* **Problem to work on**
Where does the string "year" appear in the records? Copy every line that contains it.

* **Dataset excerpt**
══════

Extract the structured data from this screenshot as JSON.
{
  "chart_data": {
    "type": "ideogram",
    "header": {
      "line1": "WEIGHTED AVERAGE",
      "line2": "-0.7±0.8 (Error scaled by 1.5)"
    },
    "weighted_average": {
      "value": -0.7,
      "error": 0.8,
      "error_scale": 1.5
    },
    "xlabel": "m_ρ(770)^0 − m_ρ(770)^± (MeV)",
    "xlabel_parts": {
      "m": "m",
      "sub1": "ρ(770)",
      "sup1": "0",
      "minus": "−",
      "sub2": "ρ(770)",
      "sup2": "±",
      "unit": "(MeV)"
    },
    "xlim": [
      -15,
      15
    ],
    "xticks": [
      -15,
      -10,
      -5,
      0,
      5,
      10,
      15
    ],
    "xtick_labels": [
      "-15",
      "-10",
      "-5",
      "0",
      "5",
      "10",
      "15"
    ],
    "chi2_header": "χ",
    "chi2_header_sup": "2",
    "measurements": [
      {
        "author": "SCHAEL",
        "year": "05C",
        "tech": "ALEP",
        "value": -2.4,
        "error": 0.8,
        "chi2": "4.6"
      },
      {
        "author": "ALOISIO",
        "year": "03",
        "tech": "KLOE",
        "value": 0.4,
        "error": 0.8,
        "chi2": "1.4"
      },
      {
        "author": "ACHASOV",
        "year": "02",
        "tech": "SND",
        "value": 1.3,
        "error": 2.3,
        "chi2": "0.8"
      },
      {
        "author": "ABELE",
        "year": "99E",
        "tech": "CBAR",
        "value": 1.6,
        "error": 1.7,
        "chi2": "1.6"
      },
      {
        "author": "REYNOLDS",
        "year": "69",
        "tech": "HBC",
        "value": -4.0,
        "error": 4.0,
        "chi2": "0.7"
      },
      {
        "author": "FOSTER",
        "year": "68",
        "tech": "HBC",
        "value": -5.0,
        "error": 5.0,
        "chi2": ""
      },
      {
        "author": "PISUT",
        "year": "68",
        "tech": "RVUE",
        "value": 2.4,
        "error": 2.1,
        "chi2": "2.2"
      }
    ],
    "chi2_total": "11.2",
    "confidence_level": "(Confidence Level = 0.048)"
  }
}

══════

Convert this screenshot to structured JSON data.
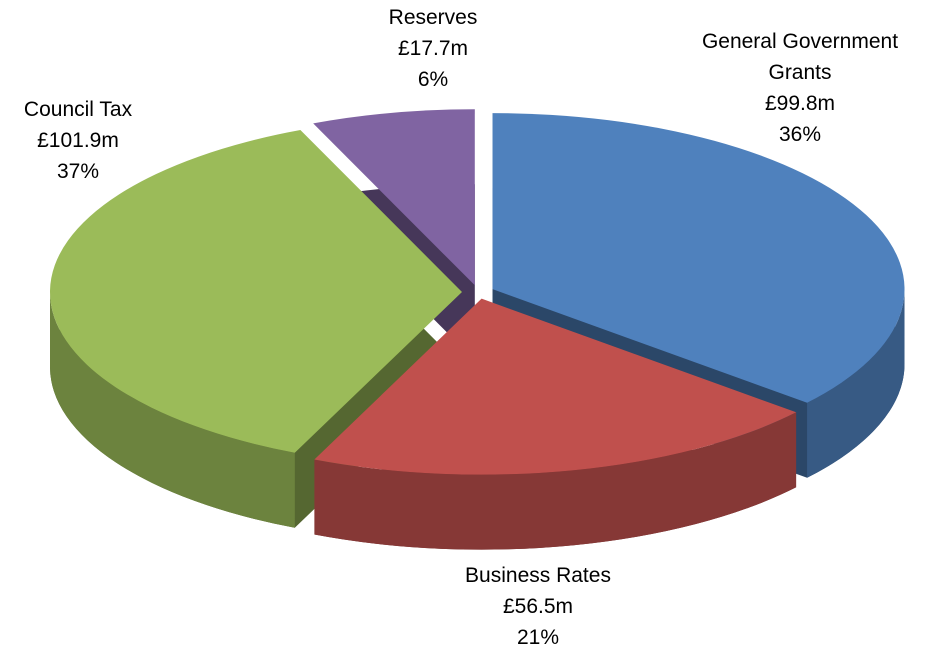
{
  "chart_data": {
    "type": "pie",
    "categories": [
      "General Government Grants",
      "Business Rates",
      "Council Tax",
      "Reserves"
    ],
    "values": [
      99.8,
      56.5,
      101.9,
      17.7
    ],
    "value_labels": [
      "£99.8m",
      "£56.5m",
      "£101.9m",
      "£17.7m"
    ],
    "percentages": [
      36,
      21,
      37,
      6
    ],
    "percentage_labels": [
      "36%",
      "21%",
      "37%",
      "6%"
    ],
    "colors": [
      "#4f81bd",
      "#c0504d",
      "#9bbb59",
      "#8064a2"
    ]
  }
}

══════

* **The answer**
        "year": "05C",
        "year": "03",
        "year": "02",
        "year": "99E",
        "year": "69",
        "year": "68",
        "year": "68",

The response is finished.